***** Record set *****
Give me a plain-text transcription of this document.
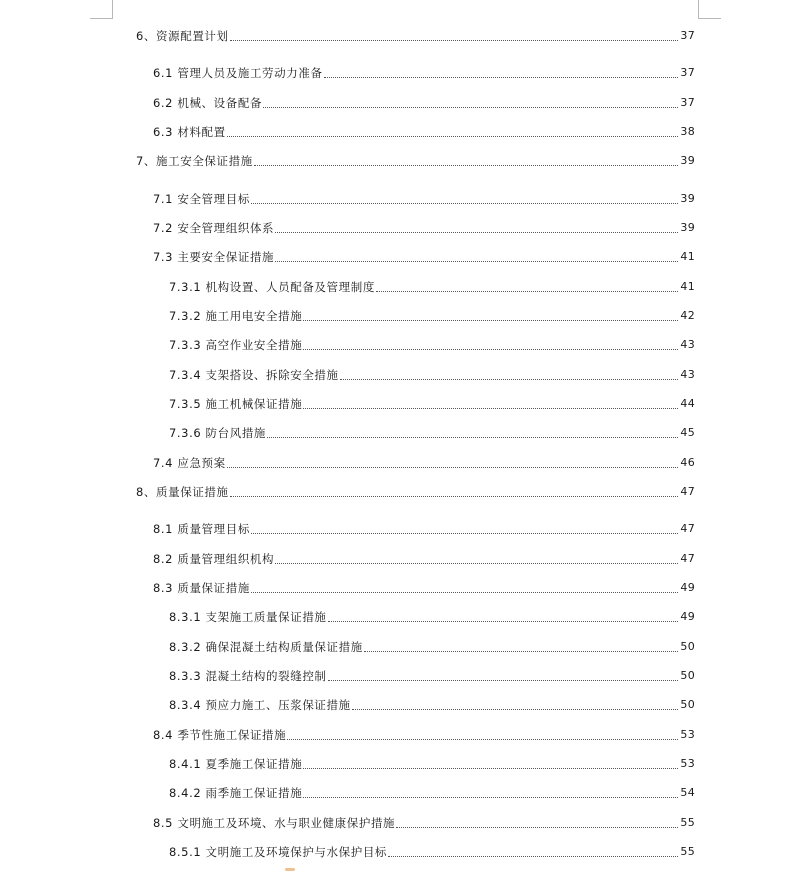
6、资源配置计划	37
6.1 管理人员及施工劳动力准备	37
6.2 机械、设备配备	37
6.3 材料配置	38
7、施工安全保证措施	39
7.1 安全管理目标	39
7.2 安全管理组织体系	39
7.3 主要安全保证措施	41
7.3.1 机构设置、人员配备及管理制度	41
7.3.2 施工用电安全措施	42
7.3.3 高空作业安全措施	43
7.3.4 支架搭设、拆除安全措施	43
7.3.5 施工机械保证措施	44
7.3.6 防台风措施	45
7.4 应急预案	46
8、质量保证措施	47
8.1 质量管理目标	47
8.2 质量管理组织机构	47
8.3 质量保证措施	49
8.3.1 支架施工质量保证措施	49
8.3.2 确保混凝土结构质量保证措施	50
8.3.3 混凝土结构的裂缝控制	50
8.3.4 预应力施工、压浆保证措施	50
8.4 季节性施工保证措施	53
8.4.1 夏季施工保证措施	53
8.4.2 雨季施工保证措施	54
8.5 文明施工及环境、水与职业健康保护措施	55
8.5.1 文明施工及环境保护与水保护目标	55
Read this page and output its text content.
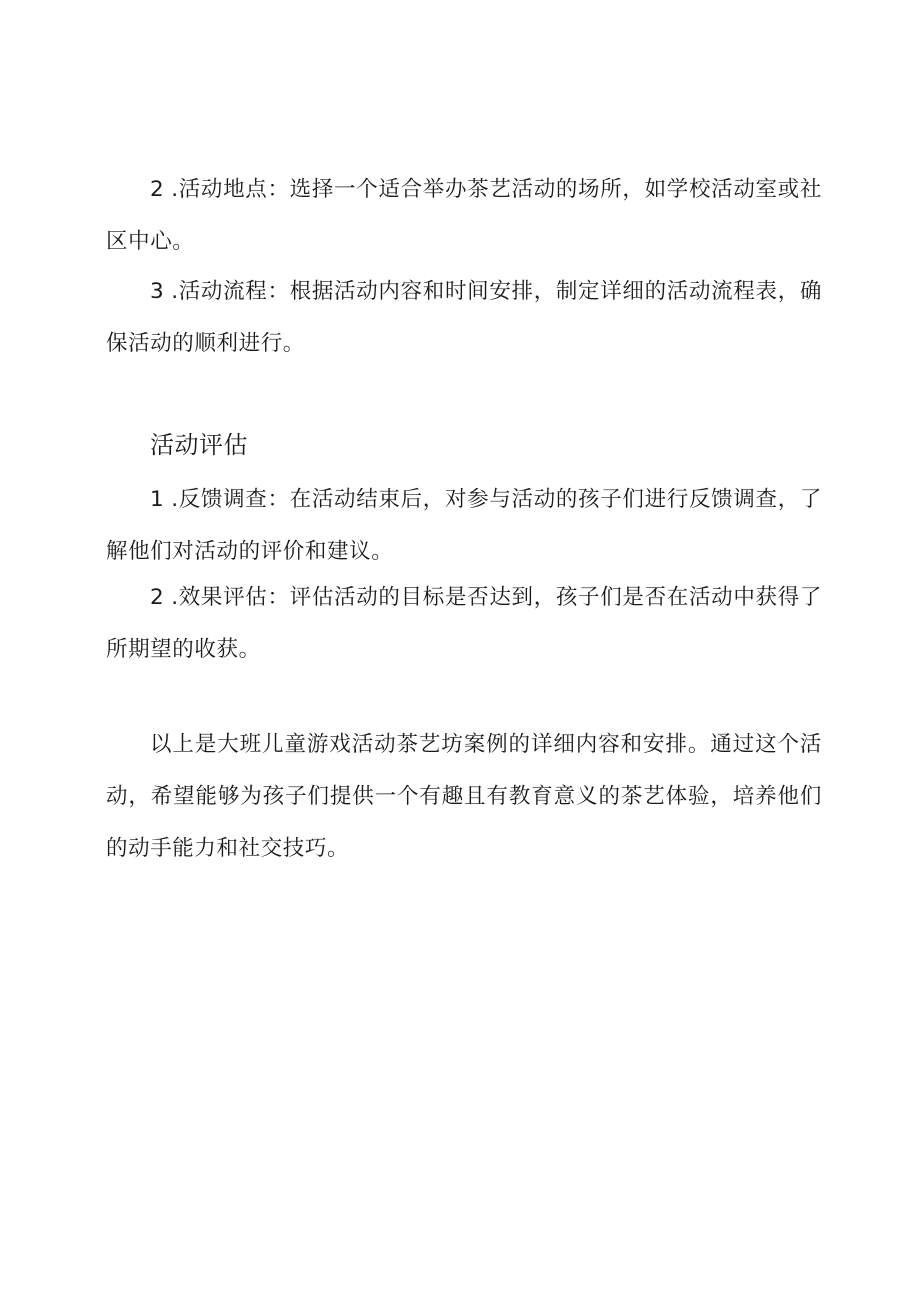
2 .活动地点：选择一个适合举办茶艺活动的场所，如学校活动室或社区中心。

3 .活动流程：根据活动内容和时间安排，制定详细的活动流程表，确保活动的顺利进行。

活动评估

1 .反馈调查：在活动结束后，对参与活动的孩子们进行反馈调查，了解他们对活动的评价和建议。

2 .效果评估：评估活动的目标是否达到，孩子们是否在活动中获得了所期望的收获。

以上是大班儿童游戏活动茶艺坊案例的详细内容和安排。通过这个活动，希望能够为孩子们提供一个有趣且有教育意义的茶艺体验，培养他们的动手能力和社交技巧。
*****
__Short task__:
Leave the pictures out and copy the rest of the data exactly.

__The solution__:
Give me a plain-text transcription of this document.
6、资源配置计划	37
6.1 管理人员及施工劳动力准备	37
6.2 机械、设备配备	37
6.3 材料配置	38
7、施工安全保证措施	39
7.1 安全管理目标	39
7.2 安全管理组织体系	39
7.3 主要安全保证措施	41
7.3.1 机构设置、人员配备及管理制度	41
7.3.2 施工用电安全措施	42
7.3.3 高空作业安全措施	43
7.3.4 支架搭设、拆除安全措施	43
7.3.5 施工机械保证措施	44
7.3.6 防台风措施	45
7.4 应急预案	46
8、质量保证措施	47
8.1 质量管理目标	47
8.2 质量管理组织机构	47
8.3 质量保证措施	49
8.3.1 支架施工质量保证措施	49
8.3.2 确保混凝土结构质量保证措施	50
8.3.3 混凝土结构的裂缝控制	50
8.3.4 预应力施工、压浆保证措施	50
8.4 季节性施工保证措施	53
8.4.1 夏季施工保证措施	53
8.4.2 雨季施工保证措施	54
8.5 文明施工及环境、水与职业健康保护措施	55
8.5.1 文明施工及环境保护与水保护目标	55
Read this page and output its text content.
2 .活动地点：选择一个适合举办茶艺活动的场所，如学校活动室或社区中心。

3 .活动流程：根据活动内容和时间安排，制定详细的活动流程表，确保活动的顺利进行。

活动评估

1 .反馈调查：在活动结束后，对参与活动的孩子们进行反馈调查，了解他们对活动的评价和建议。

2 .效果评估：评估活动的目标是否达到，孩子们是否在活动中获得了所期望的收获。

以上是大班儿童游戏活动茶艺坊案例的详细内容和安排。通过这个活动，希望能够为孩子们提供一个有趣且有教育意义的茶艺体验，培养他们的动手能力和社交技巧。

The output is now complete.